#### What the exercise asks
Each line containing the word "edge" must be collected.

☆ ☆ ☆ ☆

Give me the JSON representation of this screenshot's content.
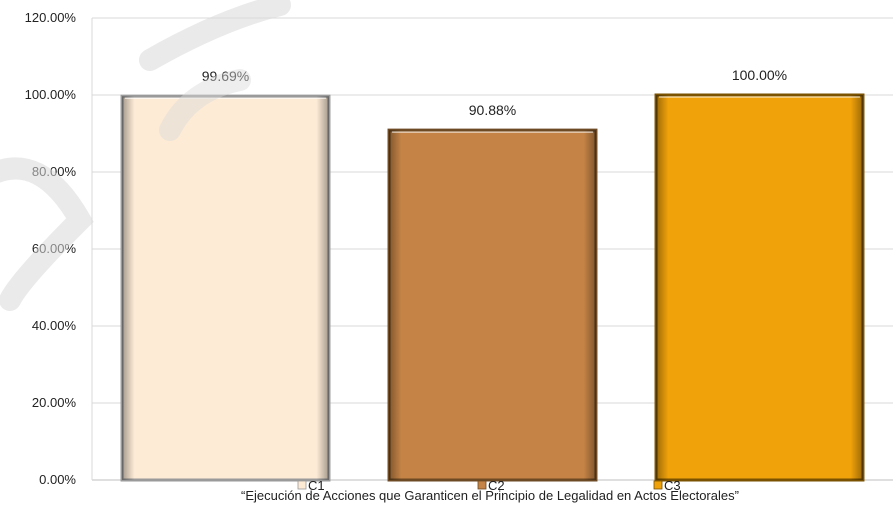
{
  "chart_data": {
    "type": "bar",
    "xlabel": "“Ejecución de Acciones que Garanticen el Principio de Legalidad en Actos Electorales”",
    "ylabel": "",
    "ylim": [
      0,
      120
    ],
    "yticks": [
      "0.00%",
      "20.00%",
      "40.00%",
      "60.00%",
      "80.00%",
      "100.00%",
      "120.00%"
    ],
    "grid": true,
    "legend_position": "bottom",
    "series": [
      {
        "name": "C1",
        "value": 99.69,
        "label": "99.69%",
        "color": "#FDEBD6",
        "edge": "#9a9a9a"
      },
      {
        "name": "C2",
        "value": 90.88,
        "label": "90.88%",
        "color": "#C58445",
        "edge": "#6e4a24"
      },
      {
        "name": "C3",
        "value": 100.0,
        "label": "100.00%",
        "color": "#F0A20A",
        "edge": "#7a5200"
      }
    ]
  }
}
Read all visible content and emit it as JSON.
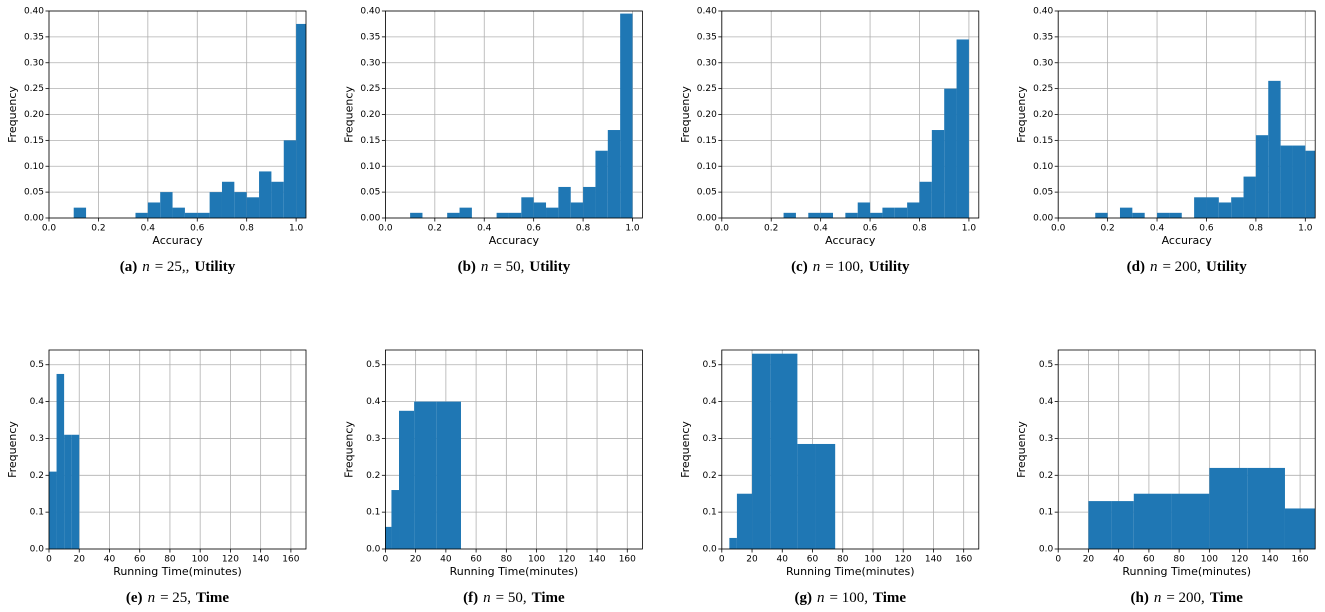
{
  "chart_data": [
    {
      "type": "histogram",
      "xlabel": "Accuracy",
      "ylabel": "Frequency",
      "color": "#1f77b4",
      "grid": true,
      "caption": {
        "label": "(a)",
        "variable": "n",
        "equation": "= 25,,",
        "metric": "Utility"
      },
      "bins": [
        0,
        0.05,
        0.1,
        0.15,
        0.2,
        0.25,
        0.3,
        0.35,
        0.4,
        0.45,
        0.5,
        0.55,
        0.6,
        0.65,
        0.7,
        0.75,
        0.8,
        0.85,
        0.9,
        0.95,
        1,
        1.05
      ],
      "values": [
        0,
        0,
        0.02,
        0,
        0,
        0,
        0,
        0.01,
        0.03,
        0.05,
        0.02,
        0.01,
        0.01,
        0.05,
        0.07,
        0.05,
        0.04,
        0.09,
        0.07,
        0.15,
        0.375
      ],
      "xlim": [
        0,
        1.04
      ],
      "ylim": [
        0,
        0.4
      ],
      "xticks": [
        {
          "value": 0,
          "label": "0.0"
        },
        0.2,
        0.4,
        0.6,
        0.8,
        {
          "value": 1,
          "label": "1.0"
        }
      ],
      "yticks": [
        {
          "value": 0,
          "label": "0.00"
        },
        0.05,
        {
          "value": 0.1,
          "label": "0.10"
        },
        0.15,
        {
          "value": 0.2,
          "label": "0.20"
        },
        0.25,
        {
          "value": 0.3,
          "label": "0.30"
        },
        0.35,
        {
          "value": 0.4,
          "label": "0.40"
        }
      ]
    },
    {
      "type": "histogram",
      "xlabel": "Accuracy",
      "ylabel": "Frequency",
      "color": "#1f77b4",
      "grid": true,
      "caption": {
        "label": "(b)",
        "variable": "n",
        "equation": "= 50,",
        "metric": "Utility"
      },
      "bins": [
        0,
        0.05,
        0.1,
        0.15,
        0.2,
        0.25,
        0.3,
        0.35,
        0.4,
        0.45,
        0.5,
        0.55,
        0.6,
        0.65,
        0.7,
        0.75,
        0.8,
        0.85,
        0.9,
        0.95,
        1,
        1.05
      ],
      "values": [
        0,
        0,
        0.01,
        0,
        0,
        0.01,
        0.02,
        0,
        0,
        0.01,
        0.01,
        0.04,
        0.03,
        0.02,
        0.06,
        0.03,
        0.06,
        0.13,
        0.17,
        0.395,
        0
      ],
      "xlim": [
        0,
        1.04
      ],
      "ylim": [
        0,
        0.4
      ],
      "xticks": [
        {
          "value": 0,
          "label": "0.0"
        },
        0.2,
        0.4,
        0.6,
        0.8,
        {
          "value": 1,
          "label": "1.0"
        }
      ],
      "yticks": [
        {
          "value": 0,
          "label": "0.00"
        },
        0.05,
        {
          "value": 0.1,
          "label": "0.10"
        },
        0.15,
        {
          "value": 0.2,
          "label": "0.20"
        },
        0.25,
        {
          "value": 0.3,
          "label": "0.30"
        },
        0.35,
        {
          "value": 0.4,
          "label": "0.40"
        }
      ]
    },
    {
      "type": "histogram",
      "xlabel": "Accuracy",
      "ylabel": "Frequency",
      "color": "#1f77b4",
      "grid": true,
      "caption": {
        "label": "(c)",
        "variable": "n",
        "equation": "= 100,",
        "metric": "Utility"
      },
      "bins": [
        0,
        0.05,
        0.1,
        0.15,
        0.2,
        0.25,
        0.3,
        0.35,
        0.4,
        0.45,
        0.5,
        0.55,
        0.6,
        0.65,
        0.7,
        0.75,
        0.8,
        0.85,
        0.9,
        0.95,
        1,
        1.05
      ],
      "values": [
        0,
        0,
        0,
        0,
        0,
        0.01,
        0,
        0.01,
        0.01,
        0,
        0.01,
        0.03,
        0.01,
        0.02,
        0.02,
        0.03,
        0.07,
        0.17,
        0.25,
        0.345,
        0
      ],
      "xlim": [
        0,
        1.04
      ],
      "ylim": [
        0,
        0.4
      ],
      "xticks": [
        {
          "value": 0,
          "label": "0.0"
        },
        0.2,
        0.4,
        0.6,
        0.8,
        {
          "value": 1,
          "label": "1.0"
        }
      ],
      "yticks": [
        {
          "value": 0,
          "label": "0.00"
        },
        0.05,
        {
          "value": 0.1,
          "label": "0.10"
        },
        0.15,
        {
          "value": 0.2,
          "label": "0.20"
        },
        0.25,
        {
          "value": 0.3,
          "label": "0.30"
        },
        0.35,
        {
          "value": 0.4,
          "label": "0.40"
        }
      ]
    },
    {
      "type": "histogram",
      "xlabel": "Accuracy",
      "ylabel": "Frequency",
      "color": "#1f77b4",
      "grid": true,
      "caption": {
        "label": "(d)",
        "variable": "n",
        "equation": "= 200,",
        "metric": "Utility"
      },
      "bins": [
        0,
        0.05,
        0.1,
        0.15,
        0.2,
        0.25,
        0.3,
        0.35,
        0.4,
        0.45,
        0.5,
        0.55,
        0.6,
        0.65,
        0.7,
        0.75,
        0.8,
        0.85,
        0.9,
        0.95,
        1,
        1.05
      ],
      "values": [
        0,
        0,
        0,
        0.01,
        0,
        0.02,
        0.01,
        0,
        0.01,
        0.01,
        0,
        0.04,
        0.04,
        0.03,
        0.04,
        0.08,
        0.16,
        0.265,
        0.14,
        0.14,
        0.13
      ],
      "xlim": [
        0,
        1.04
      ],
      "ylim": [
        0,
        0.4
      ],
      "xticks": [
        {
          "value": 0,
          "label": "0.0"
        },
        0.2,
        0.4,
        0.6,
        0.8,
        {
          "value": 1,
          "label": "1.0"
        }
      ],
      "yticks": [
        {
          "value": 0,
          "label": "0.00"
        },
        0.05,
        {
          "value": 0.1,
          "label": "0.10"
        },
        0.15,
        {
          "value": 0.2,
          "label": "0.20"
        },
        0.25,
        {
          "value": 0.3,
          "label": "0.30"
        },
        0.35,
        {
          "value": 0.4,
          "label": "0.40"
        }
      ]
    },
    {
      "type": "histogram",
      "xlabel": "Running Time(minutes)",
      "ylabel": "Frequency",
      "color": "#1f77b4",
      "grid": true,
      "caption": {
        "label": "(e)",
        "variable": "n",
        "equation": "= 25,",
        "metric": "Time"
      },
      "bins": [
        0,
        5,
        10,
        15,
        20
      ],
      "values": [
        0.21,
        0.475,
        0.31,
        0.31
      ],
      "xlim": [
        0,
        170
      ],
      "ylim": [
        0,
        0.54
      ],
      "xticks": [
        0,
        20,
        40,
        60,
        80,
        100,
        120,
        140,
        160
      ],
      "yticks": [
        {
          "value": 0,
          "label": "0.0"
        },
        0.1,
        0.2,
        0.3,
        0.4,
        0.5
      ]
    },
    {
      "type": "histogram",
      "xlabel": "Running Time(minutes)",
      "ylabel": "Frequency",
      "color": "#1f77b4",
      "grid": true,
      "caption": {
        "label": "(f)",
        "variable": "n",
        "equation": "= 50,",
        "metric": "Time"
      },
      "bins": [
        0,
        4,
        9,
        19,
        34,
        50
      ],
      "values": [
        0.06,
        0.16,
        0.375,
        0.4,
        0.4
      ],
      "xlim": [
        0,
        170
      ],
      "ylim": [
        0,
        0.54
      ],
      "xticks": [
        0,
        20,
        40,
        60,
        80,
        100,
        120,
        140,
        160
      ],
      "yticks": [
        {
          "value": 0,
          "label": "0.0"
        },
        0.1,
        0.2,
        0.3,
        0.4,
        0.5
      ]
    },
    {
      "type": "histogram",
      "xlabel": "Running Time(minutes)",
      "ylabel": "Frequency",
      "color": "#1f77b4",
      "grid": true,
      "caption": {
        "label": "(g)",
        "variable": "n",
        "equation": "= 100,",
        "metric": "Time"
      },
      "bins": [
        5,
        10,
        20,
        32,
        50,
        62,
        75
      ],
      "values": [
        0.03,
        0.15,
        0.53,
        0.53,
        0.285,
        0.285
      ],
      "xlim": [
        0,
        170
      ],
      "ylim": [
        0,
        0.54
      ],
      "xticks": [
        0,
        20,
        40,
        60,
        80,
        100,
        120,
        140,
        160
      ],
      "yticks": [
        {
          "value": 0,
          "label": "0.0"
        },
        0.1,
        0.2,
        0.3,
        0.4,
        0.5
      ]
    },
    {
      "type": "histogram",
      "xlabel": "Running Time(minutes)",
      "ylabel": "Frequency",
      "color": "#1f77b4",
      "grid": true,
      "caption": {
        "label": "(h)",
        "variable": "n",
        "equation": "= 200,",
        "metric": "Time"
      },
      "bins": [
        20,
        35,
        50,
        75,
        100,
        125,
        150,
        175
      ],
      "values": [
        0.13,
        0.13,
        0.15,
        0.15,
        0.22,
        0.22,
        0.11
      ],
      "xlim": [
        0,
        170
      ],
      "ylim": [
        0,
        0.54
      ],
      "xticks": [
        0,
        20,
        40,
        60,
        80,
        100,
        120,
        140,
        160
      ],
      "yticks": [
        {
          "value": 0,
          "label": "0.0"
        },
        0.1,
        0.2,
        0.3,
        0.4,
        0.5
      ]
    }
  ]
}
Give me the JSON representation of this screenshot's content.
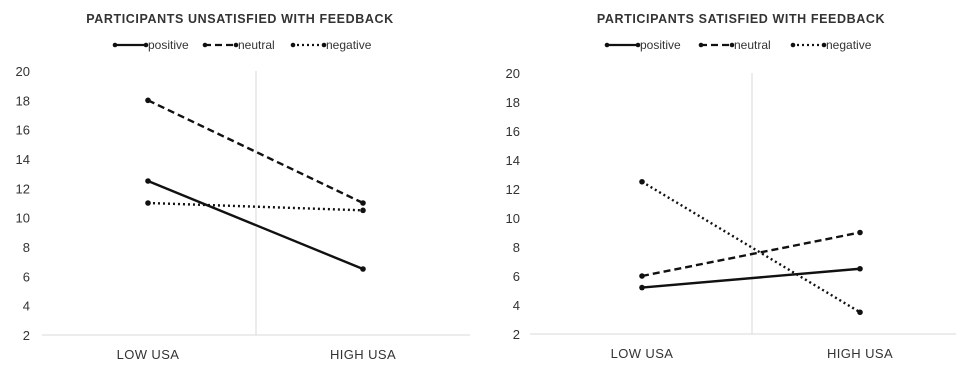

☆ ☆ ☆ ☆

#### Final answer
        "edge": "#9a9a9a"
        "edge": "#6e4a24"
        "edge": "#7a5200"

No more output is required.